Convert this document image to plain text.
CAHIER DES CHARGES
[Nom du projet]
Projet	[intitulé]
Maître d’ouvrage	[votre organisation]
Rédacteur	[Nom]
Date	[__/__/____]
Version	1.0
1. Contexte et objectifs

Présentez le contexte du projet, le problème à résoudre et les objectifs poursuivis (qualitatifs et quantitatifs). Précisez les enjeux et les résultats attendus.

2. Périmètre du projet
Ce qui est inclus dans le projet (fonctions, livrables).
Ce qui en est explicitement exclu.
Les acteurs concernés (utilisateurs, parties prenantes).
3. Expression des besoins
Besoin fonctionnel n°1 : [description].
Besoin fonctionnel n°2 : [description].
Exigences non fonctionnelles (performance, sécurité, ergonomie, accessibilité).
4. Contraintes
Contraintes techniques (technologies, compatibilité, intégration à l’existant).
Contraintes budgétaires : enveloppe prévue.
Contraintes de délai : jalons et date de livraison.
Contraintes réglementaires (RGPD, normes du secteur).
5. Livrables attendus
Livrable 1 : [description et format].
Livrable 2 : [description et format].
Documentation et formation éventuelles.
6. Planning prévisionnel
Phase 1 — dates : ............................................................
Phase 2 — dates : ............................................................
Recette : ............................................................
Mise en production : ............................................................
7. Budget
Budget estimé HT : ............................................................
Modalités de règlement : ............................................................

****************

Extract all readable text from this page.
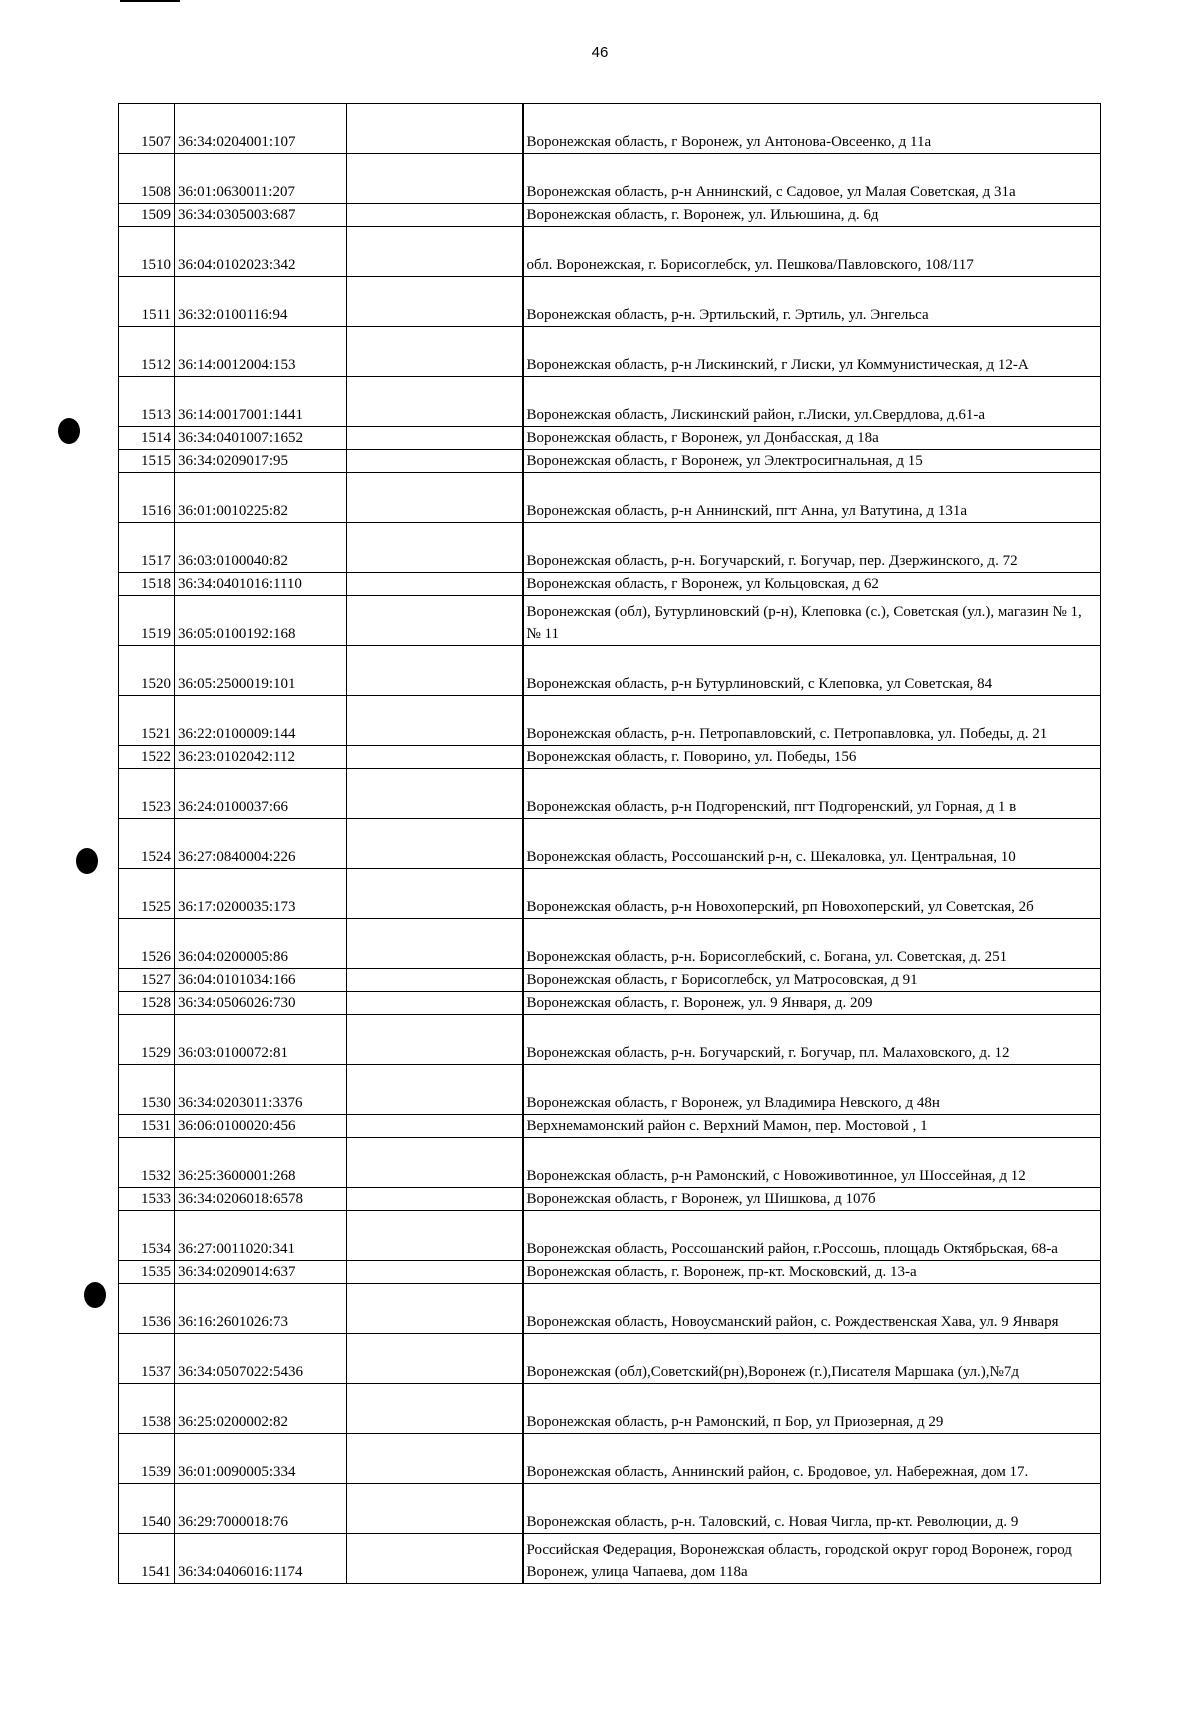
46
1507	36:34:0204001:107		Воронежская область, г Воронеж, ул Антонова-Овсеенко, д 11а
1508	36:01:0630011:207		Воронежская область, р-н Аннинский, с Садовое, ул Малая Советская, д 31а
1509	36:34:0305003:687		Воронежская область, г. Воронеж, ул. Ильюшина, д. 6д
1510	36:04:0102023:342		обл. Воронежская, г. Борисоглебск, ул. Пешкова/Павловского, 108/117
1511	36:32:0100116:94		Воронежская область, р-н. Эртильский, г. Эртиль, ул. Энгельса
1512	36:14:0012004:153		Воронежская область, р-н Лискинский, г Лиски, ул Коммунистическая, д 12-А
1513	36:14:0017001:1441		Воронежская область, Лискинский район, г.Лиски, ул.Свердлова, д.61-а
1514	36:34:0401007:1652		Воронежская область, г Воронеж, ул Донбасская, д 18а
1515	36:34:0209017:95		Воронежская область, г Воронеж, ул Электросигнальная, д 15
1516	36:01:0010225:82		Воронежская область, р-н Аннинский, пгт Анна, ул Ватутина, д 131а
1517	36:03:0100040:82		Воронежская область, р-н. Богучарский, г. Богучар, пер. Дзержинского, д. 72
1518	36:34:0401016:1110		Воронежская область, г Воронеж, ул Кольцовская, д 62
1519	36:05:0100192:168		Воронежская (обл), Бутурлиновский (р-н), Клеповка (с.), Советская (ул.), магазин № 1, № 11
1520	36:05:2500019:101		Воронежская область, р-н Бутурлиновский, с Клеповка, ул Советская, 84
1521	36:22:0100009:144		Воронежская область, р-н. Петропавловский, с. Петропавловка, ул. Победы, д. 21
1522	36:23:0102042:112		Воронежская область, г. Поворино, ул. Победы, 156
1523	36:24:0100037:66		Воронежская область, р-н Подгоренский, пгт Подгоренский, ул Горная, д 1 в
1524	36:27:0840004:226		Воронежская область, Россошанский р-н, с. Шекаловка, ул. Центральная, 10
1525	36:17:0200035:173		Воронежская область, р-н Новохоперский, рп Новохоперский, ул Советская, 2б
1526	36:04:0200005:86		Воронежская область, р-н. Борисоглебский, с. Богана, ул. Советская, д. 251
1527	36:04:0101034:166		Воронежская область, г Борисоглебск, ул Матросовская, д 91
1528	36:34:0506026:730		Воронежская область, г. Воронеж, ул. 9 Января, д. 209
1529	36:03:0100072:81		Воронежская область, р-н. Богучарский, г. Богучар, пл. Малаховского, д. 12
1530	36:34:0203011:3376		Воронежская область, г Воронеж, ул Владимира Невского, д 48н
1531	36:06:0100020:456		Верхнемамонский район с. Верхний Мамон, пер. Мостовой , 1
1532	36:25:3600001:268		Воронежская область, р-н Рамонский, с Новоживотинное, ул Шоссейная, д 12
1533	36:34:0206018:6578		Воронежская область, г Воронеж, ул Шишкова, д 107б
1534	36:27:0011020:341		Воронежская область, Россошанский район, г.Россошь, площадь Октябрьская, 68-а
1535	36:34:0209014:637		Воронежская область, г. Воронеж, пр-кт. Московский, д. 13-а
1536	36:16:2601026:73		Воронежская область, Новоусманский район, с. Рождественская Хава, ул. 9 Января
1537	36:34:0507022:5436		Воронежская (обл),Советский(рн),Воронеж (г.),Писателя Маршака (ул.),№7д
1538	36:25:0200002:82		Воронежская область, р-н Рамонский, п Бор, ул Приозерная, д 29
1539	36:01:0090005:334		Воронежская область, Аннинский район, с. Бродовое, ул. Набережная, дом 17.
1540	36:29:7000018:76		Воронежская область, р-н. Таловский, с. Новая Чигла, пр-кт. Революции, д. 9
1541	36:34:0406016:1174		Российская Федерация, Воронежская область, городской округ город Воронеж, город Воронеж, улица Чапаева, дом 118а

****************

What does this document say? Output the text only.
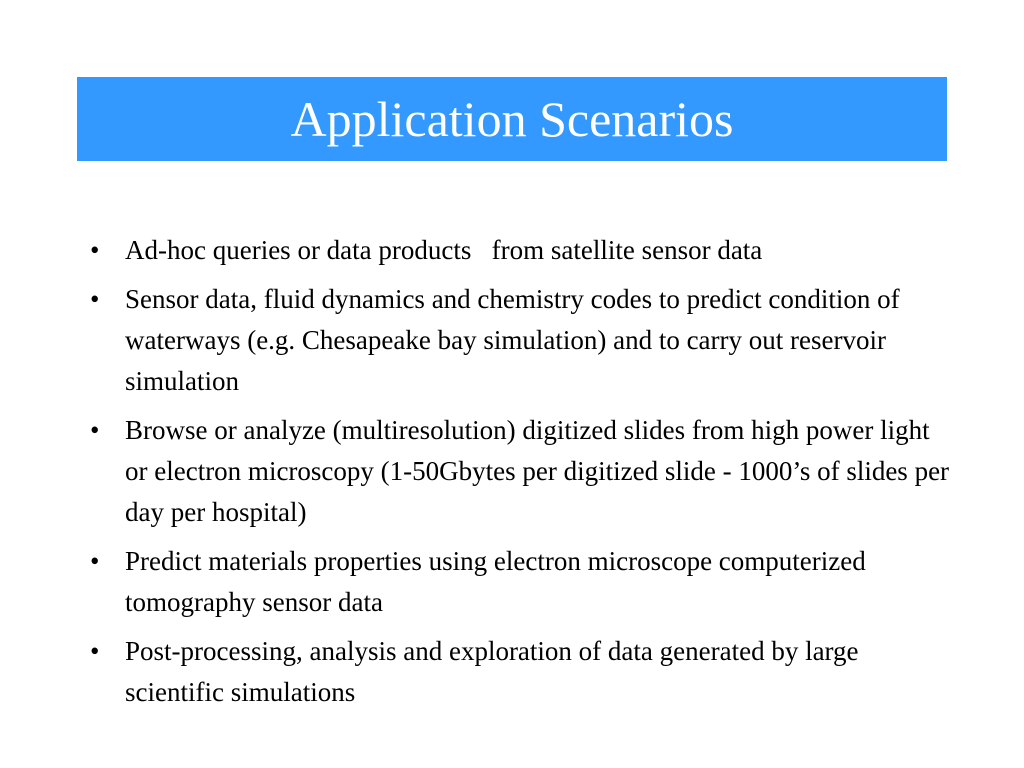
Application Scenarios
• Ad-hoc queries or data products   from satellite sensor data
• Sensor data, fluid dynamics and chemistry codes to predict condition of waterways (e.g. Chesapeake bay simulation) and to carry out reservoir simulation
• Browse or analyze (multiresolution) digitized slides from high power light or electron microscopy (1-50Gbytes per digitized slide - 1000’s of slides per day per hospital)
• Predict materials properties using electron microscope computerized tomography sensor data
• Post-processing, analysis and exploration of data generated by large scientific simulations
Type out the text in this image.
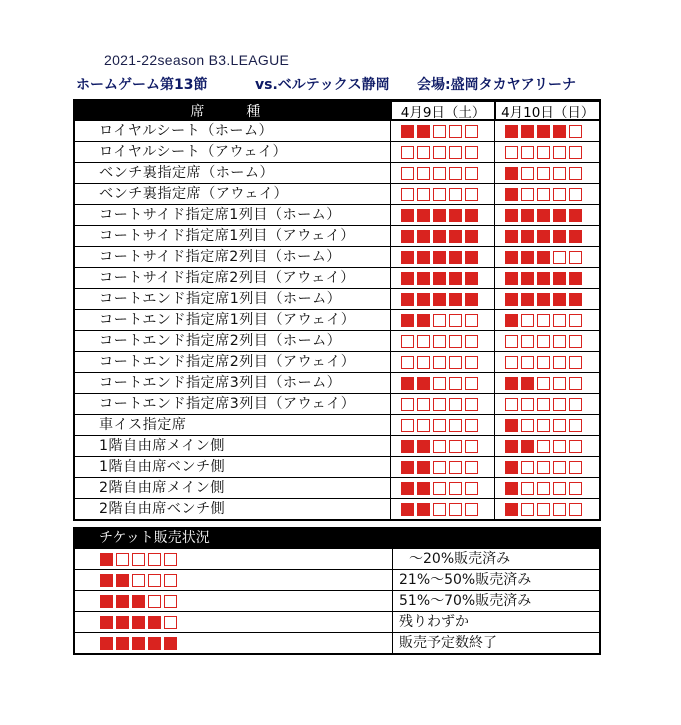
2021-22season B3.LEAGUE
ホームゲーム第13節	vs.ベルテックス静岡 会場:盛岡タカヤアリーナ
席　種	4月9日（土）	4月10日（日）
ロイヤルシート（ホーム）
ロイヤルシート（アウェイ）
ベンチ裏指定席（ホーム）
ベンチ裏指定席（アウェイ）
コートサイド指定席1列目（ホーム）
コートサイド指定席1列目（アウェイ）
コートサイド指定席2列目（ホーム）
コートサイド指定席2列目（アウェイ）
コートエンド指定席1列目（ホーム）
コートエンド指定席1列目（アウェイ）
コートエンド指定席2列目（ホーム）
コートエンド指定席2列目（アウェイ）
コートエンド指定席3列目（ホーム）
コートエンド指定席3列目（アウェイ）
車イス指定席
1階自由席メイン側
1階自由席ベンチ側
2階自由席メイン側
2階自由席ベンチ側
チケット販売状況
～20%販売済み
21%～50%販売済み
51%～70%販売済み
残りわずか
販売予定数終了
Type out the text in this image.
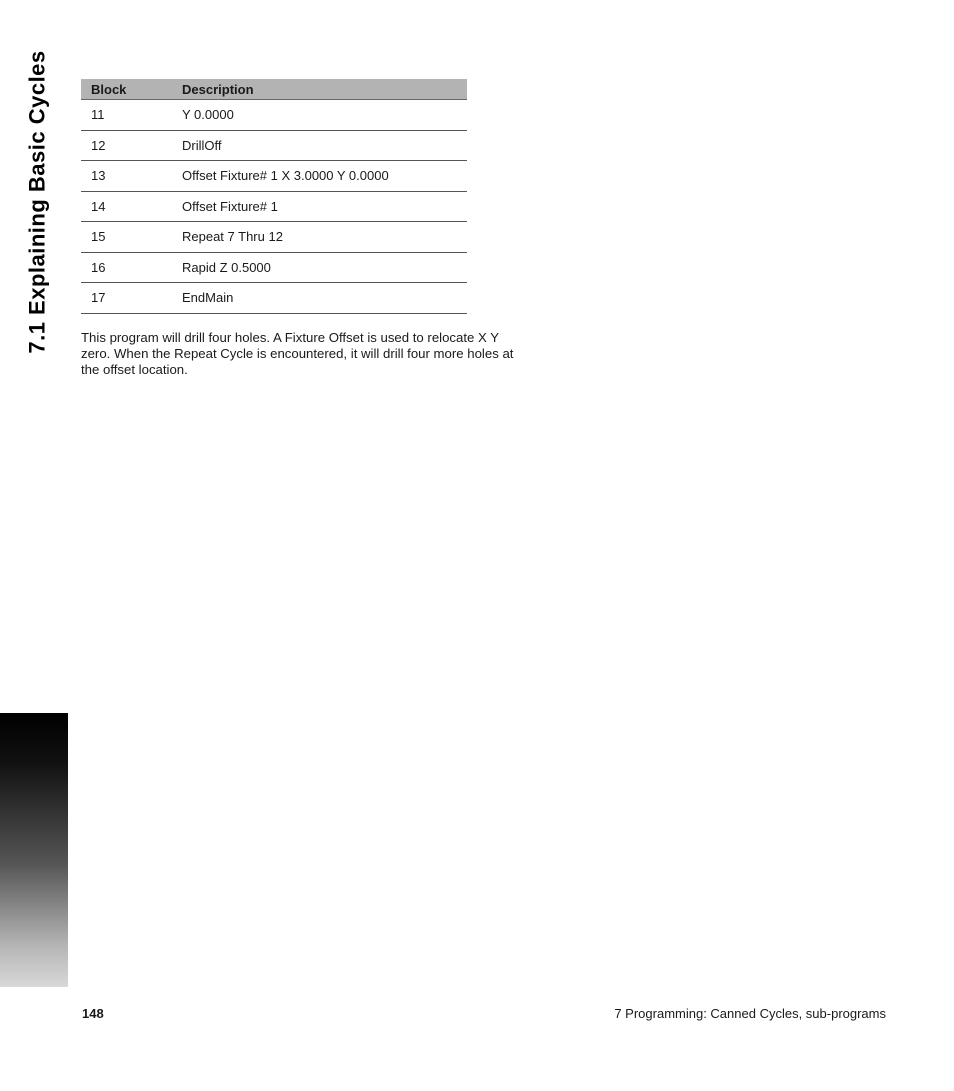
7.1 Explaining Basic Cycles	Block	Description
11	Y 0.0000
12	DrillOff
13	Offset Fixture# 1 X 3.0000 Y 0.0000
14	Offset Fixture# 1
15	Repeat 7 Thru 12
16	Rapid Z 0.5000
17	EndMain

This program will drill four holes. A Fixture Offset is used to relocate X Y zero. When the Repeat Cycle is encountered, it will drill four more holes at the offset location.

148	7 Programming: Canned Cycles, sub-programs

****************

■ **Task instructions**
Search the data for the word "Января" and copy each line where it appears.

■ **Written answer**
1528	36:34:0506026:730		Воронежская область, г. Воронеж, ул. 9 Января, д. 209
1536	36:16:2601026:73		Воронежская область, Новоусманский район, с. Рождественская Хава, ул. 9 Января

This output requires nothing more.